◆ **Task directions**
All lines below must be repeated exactly, with the pictures omitted.

--- Start Records for the task ---

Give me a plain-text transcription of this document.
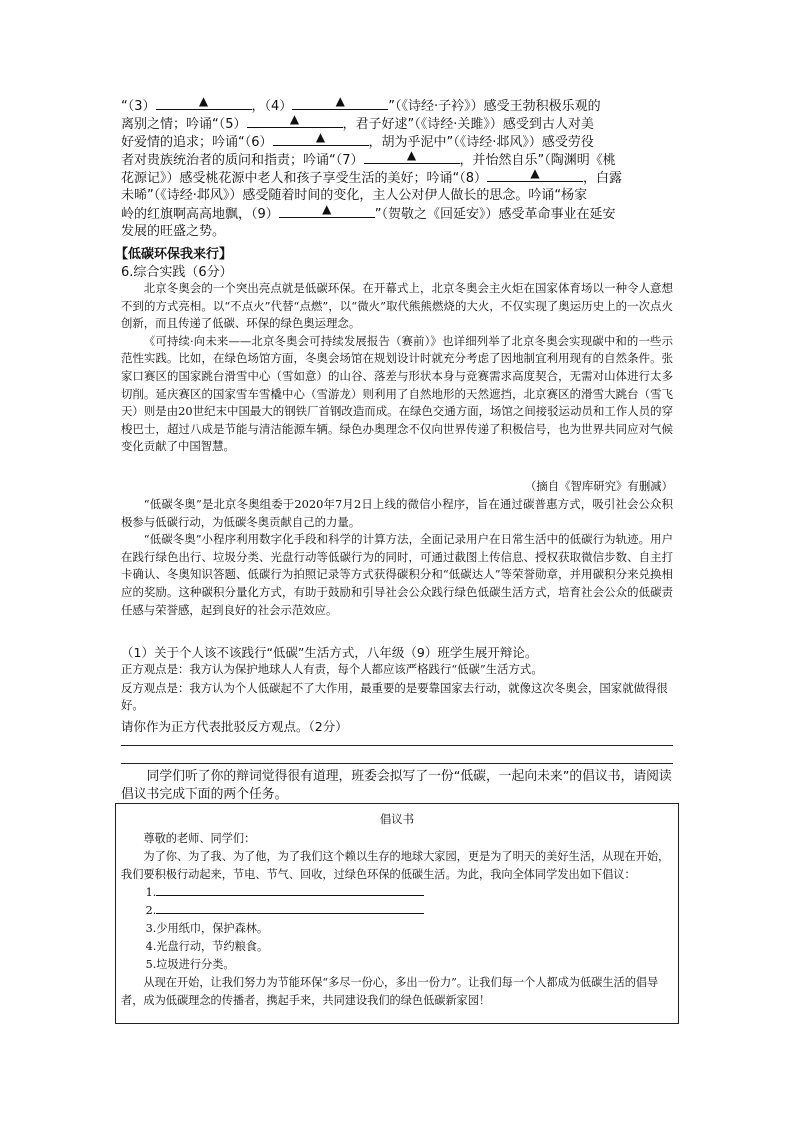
“（3）	▲	，（4）	▲	”（《诗经·子衿》）感受王勃积极乐观的
离别之情；吟诵“（5）	▲	，君子好逑”（《诗经·关雎》）感受到古人对美
好爱情的追求；吟诵“（6）	▲	，胡为乎泥中”（《诗经·邶风》）感受劳役
者对贵族统治者的质问和指责；吟诵“（7）	▲	，并怡然自乐”（陶渊明《桃
花源记》）感受桃花源中老人和孩子享受生活的美好；吟诵“（8）	▲	，白露
未晞”（《诗经·邶风》）感受随着时间的变化，主人公对伊人做长的思念。吟诵“杨家
岭的红旗啊高高地飘，（9）	▲	”（贺敬之《回延安》）感受革命事业在延安
发展的旺盛之势。
【低碳环保我来行】
6.综合实践（6分）

北京冬奥会的一个突出亮点就是低碳环保。在开幕式上，北京冬奥会主火炬在国家体育场以一种令人意想不到的方式亮相。以“不点火”代替“点燃”，以“微火”取代熊熊燃烧的大火，不仅实现了奥运历史上的一次点火创新，而且传递了低碳、环保的绿色奥运理念。

《可持续·向未来——北京冬奥会可持续发展报告（赛前）》也详细列举了北京冬奥会实现碳中和的一些示范性实践。比如，在绿色场馆方面，冬奥会场馆在规划设计时就充分考虑了因地制宜利用现有的自然条件。张家口赛区的国家跳台滑雪中心（雪如意）的山谷、落差与形状本身与竞赛需求高度契合，无需对山体进行太多切削。延庆赛区的国家雪车雪橇中心（雪游龙）则利用了自然地形的天然遮挡，北京赛区的滑雪大跳台（雪飞天）则是由20世纪末中国最大的钢铁厂首钢改造而成。在绿色交通方面，场馆之间接驳运动员和工作人员的穿梭巴士，超过八成是节能与清洁能源车辆。绿色办奥理念不仅向世界传递了积极信号，也为世界共同应对气候变化贡献了中国智慧。

（摘自《智库研究》有删减）

“低碳冬奥”是北京冬奥组委于2020年7月2日上线的微信小程序，旨在通过碳普惠方式，吸引社会公众积极参与低碳行动，为低碳冬奥贡献自己的力量。

“低碳冬奥”小程序利用数字化手段和科学的计算方法，全面记录用户在日常生活中的低碳行为轨迹。用户在践行绿色出行、垃圾分类、光盘行动等低碳行为的同时，可通过截图上传信息、授权获取微信步数、自主打卡确认、冬奥知识答题、低碳行为拍照记录等方式获得碳积分和“低碳达人”等荣誉勋章，并用碳积分来兑换相应的奖励。这种碳积分量化方式，有助于鼓励和引导社会公众践行绿色低碳生活方式，培育社会公众的低碳责任感与荣誉感，起到良好的社会示范效应。

（1）关于个人该不该践行“低碳”生活方式，八年级（9）班学生展开辩论。
正方观点是：我方认为保护地球人人有责，每个人都应该严格践行“低碳”生活方式。
反方观点是：我方认为个人低碳起不了大作用，最重要的是要靠国家去行动，就像这次冬奥会，国家就做得很好。
请你作为正方代表批驳反方观点。（2分）
同学们听了你的辩词觉得很有道理，班委会拟写了一份“低碳，一起向未来”的倡议书，请阅读倡议书完成下面的两个任务。
倡议书

尊敬的老师、同学们：

为了你、为了我、为了他，为了我们这个赖以生存的地球大家园，更是为了明天的美好生活，从现在开始，我们要积极行动起来，节电、节气、回收，过绿色环保的低碳生活。为此，我向全体同学发出如下倡议：

1.

2.

3.少用纸巾，保护森林。

4.光盘行动，节约粮食。

5.垃圾进行分类。

从现在开始，让我们努力为节能环保“多尽一份心，多出一份力”。让我们每一个人都成为低碳生活的倡导者，成为低碳理念的传播者，携起手来，共同建设我们的绿色低碳新家园！
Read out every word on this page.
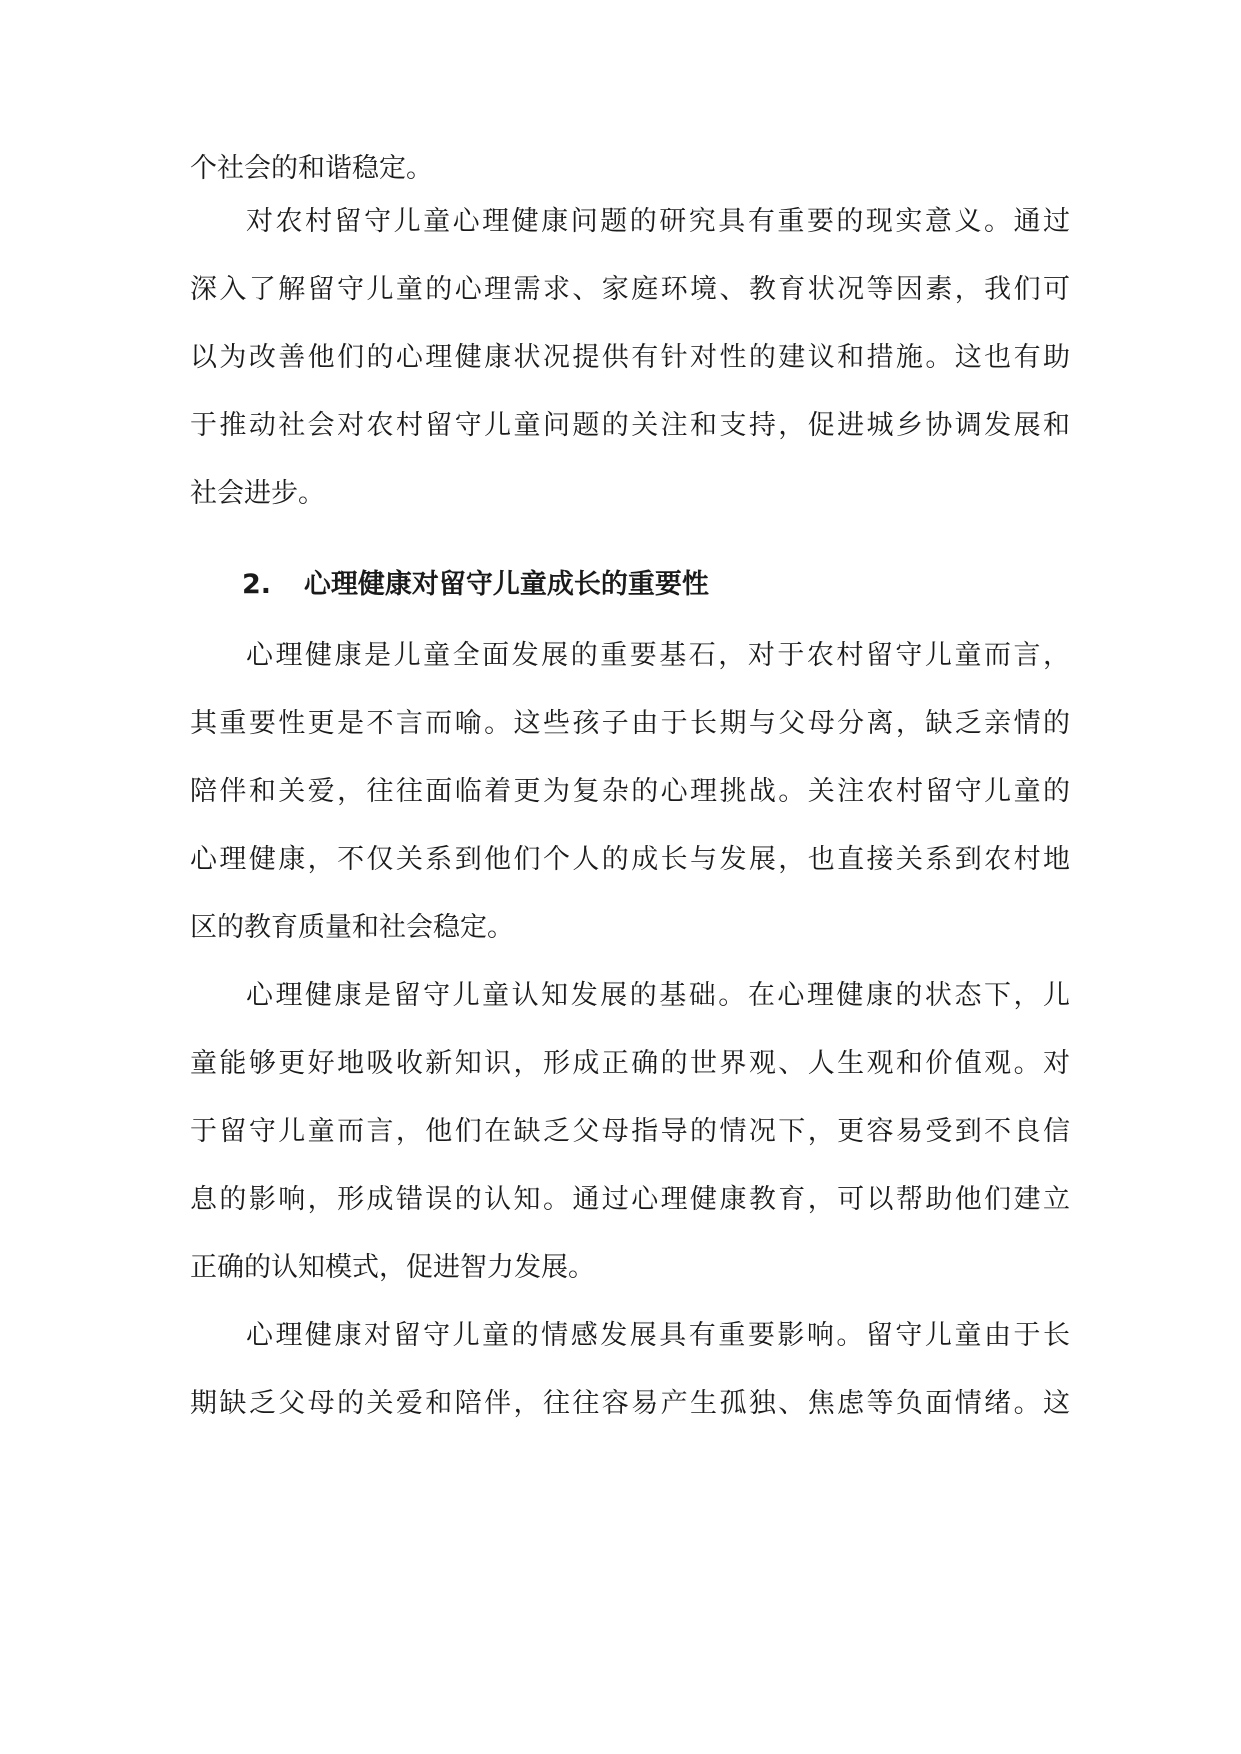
个社会的和谐稳定。
对农村留守儿童心理健康问题的研究具有重要的现实意义。通过
深入了解留守儿童的心理需求、家庭环境、教育状况等因素，我们可
以为改善他们的心理健康状况提供有针对性的建议和措施。这也有助
于推动社会对农村留守儿童问题的关注和支持，促进城乡协调发展和
社会进步。
2. 心理健康对留守儿童成长的重要性
心理健康是儿童全面发展的重要基石，对于农村留守儿童而言，
其重要性更是不言而喻。这些孩子由于长期与父母分离，缺乏亲情的
陪伴和关爱，往往面临着更为复杂的心理挑战。关注农村留守儿童的
心理健康，不仅关系到他们个人的成长与发展，也直接关系到农村地
区的教育质量和社会稳定。
心理健康是留守儿童认知发展的基础。在心理健康的状态下，儿
童能够更好地吸收新知识，形成正确的世界观、人生观和价值观。对
于留守儿童而言，他们在缺乏父母指导的情况下，更容易受到不良信
息的影响，形成错误的认知。通过心理健康教育，可以帮助他们建立
正确的认知模式，促进智力发展。
心理健康对留守儿童的情感发展具有重要影响。留守儿童由于长
期缺乏父母的关爱和陪伴，往往容易产生孤独、焦虑等负面情绪。这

--- End Records for the task ---

◆ **Task output**
Give me a plain-text transcription of this document.
“（3）	▲	，（4）	▲	”（《诗经·子衿》）感受王勃积极乐观的
离别之情；吟诵“（5）	▲	，君子好逑”（《诗经·关雎》）感受到古人对美
好爱情的追求；吟诵“（6）	▲	，胡为乎泥中”（《诗经·邶风》）感受劳役
者对贵族统治者的质问和指责；吟诵“（7）	▲	，并怡然自乐”（陶渊明《桃
花源记》）感受桃花源中老人和孩子享受生活的美好；吟诵“（8）	▲	，白露
未晞”（《诗经·邶风》）感受随着时间的变化，主人公对伊人做长的思念。吟诵“杨家
岭的红旗啊高高地飘，（9）	▲	”（贺敬之《回延安》）感受革命事业在延安
发展的旺盛之势。
【低碳环保我来行】
6.综合实践（6分）

北京冬奥会的一个突出亮点就是低碳环保。在开幕式上，北京冬奥会主火炬在国家体育场以一种令人意想不到的方式亮相。以“不点火”代替“点燃”，以“微火”取代熊熊燃烧的大火，不仅实现了奥运历史上的一次点火创新，而且传递了低碳、环保的绿色奥运理念。

《可持续·向未来——北京冬奥会可持续发展报告（赛前）》也详细列举了北京冬奥会实现碳中和的一些示范性实践。比如，在绿色场馆方面，冬奥会场馆在规划设计时就充分考虑了因地制宜利用现有的自然条件。张家口赛区的国家跳台滑雪中心（雪如意）的山谷、落差与形状本身与竞赛需求高度契合，无需对山体进行太多切削。延庆赛区的国家雪车雪橇中心（雪游龙）则利用了自然地形的天然遮挡，北京赛区的滑雪大跳台（雪飞天）则是由20世纪末中国最大的钢铁厂首钢改造而成。在绿色交通方面，场馆之间接驳运动员和工作人员的穿梭巴士，超过八成是节能与清洁能源车辆。绿色办奥理念不仅向世界传递了积极信号，也为世界共同应对气候变化贡献了中国智慧。

（摘自《智库研究》有删减）

“低碳冬奥”是北京冬奥组委于2020年7月2日上线的微信小程序，旨在通过碳普惠方式，吸引社会公众积极参与低碳行动，为低碳冬奥贡献自己的力量。

“低碳冬奥”小程序利用数字化手段和科学的计算方法，全面记录用户在日常生活中的低碳行为轨迹。用户在践行绿色出行、垃圾分类、光盘行动等低碳行为的同时，可通过截图上传信息、授权获取微信步数、自主打卡确认、冬奥知识答题、低碳行为拍照记录等方式获得碳积分和“低碳达人”等荣誉勋章，并用碳积分来兑换相应的奖励。这种碳积分量化方式，有助于鼓励和引导社会公众践行绿色低碳生活方式，培育社会公众的低碳责任感与荣誉感，起到良好的社会示范效应。

（1）关于个人该不该践行“低碳”生活方式，八年级（9）班学生展开辩论。
正方观点是：我方认为保护地球人人有责，每个人都应该严格践行“低碳”生活方式。
反方观点是：我方认为个人低碳起不了大作用，最重要的是要靠国家去行动，就像这次冬奥会，国家就做得很好。
请你作为正方代表批驳反方观点。（2分）
同学们听了你的辩词觉得很有道理，班委会拟写了一份“低碳，一起向未来”的倡议书，请阅读倡议书完成下面的两个任务。
倡议书

尊敬的老师、同学们：

为了你、为了我、为了他，为了我们这个赖以生存的地球大家园，更是为了明天的美好生活，从现在开始，我们要积极行动起来，节电、节气、回收，过绿色环保的低碳生活。为此，我向全体同学发出如下倡议：

1.

2.

3.少用纸巾，保护森林。

4.光盘行动，节约粮食。

5.垃圾进行分类。

从现在开始，让我们努力为节能环保“多尽一份心，多出一份力”。让我们每一个人都成为低碳生活的倡导者，成为低碳理念的传播者，携起手来，共同建设我们的绿色低碳新家园！
Read out every word on this page.
个社会的和谐稳定。
对农村留守儿童心理健康问题的研究具有重要的现实意义。通过
深入了解留守儿童的心理需求、家庭环境、教育状况等因素，我们可
以为改善他们的心理健康状况提供有针对性的建议和措施。这也有助
于推动社会对农村留守儿童问题的关注和支持，促进城乡协调发展和
社会进步。
2. 心理健康对留守儿童成长的重要性
心理健康是儿童全面发展的重要基石，对于农村留守儿童而言，
其重要性更是不言而喻。这些孩子由于长期与父母分离，缺乏亲情的
陪伴和关爱，往往面临着更为复杂的心理挑战。关注农村留守儿童的
心理健康，不仅关系到他们个人的成长与发展，也直接关系到农村地
区的教育质量和社会稳定。
心理健康是留守儿童认知发展的基础。在心理健康的状态下，儿
童能够更好地吸收新知识，形成正确的世界观、人生观和价值观。对
于留守儿童而言，他们在缺乏父母指导的情况下，更容易受到不良信
息的影响，形成错误的认知。通过心理健康教育，可以帮助他们建立
正确的认知模式，促进智力发展。
心理健康对留守儿童的情感发展具有重要影响。留守儿童由于长
期缺乏父母的关爱和陪伴，往往容易产生孤独、焦虑等负面情绪。这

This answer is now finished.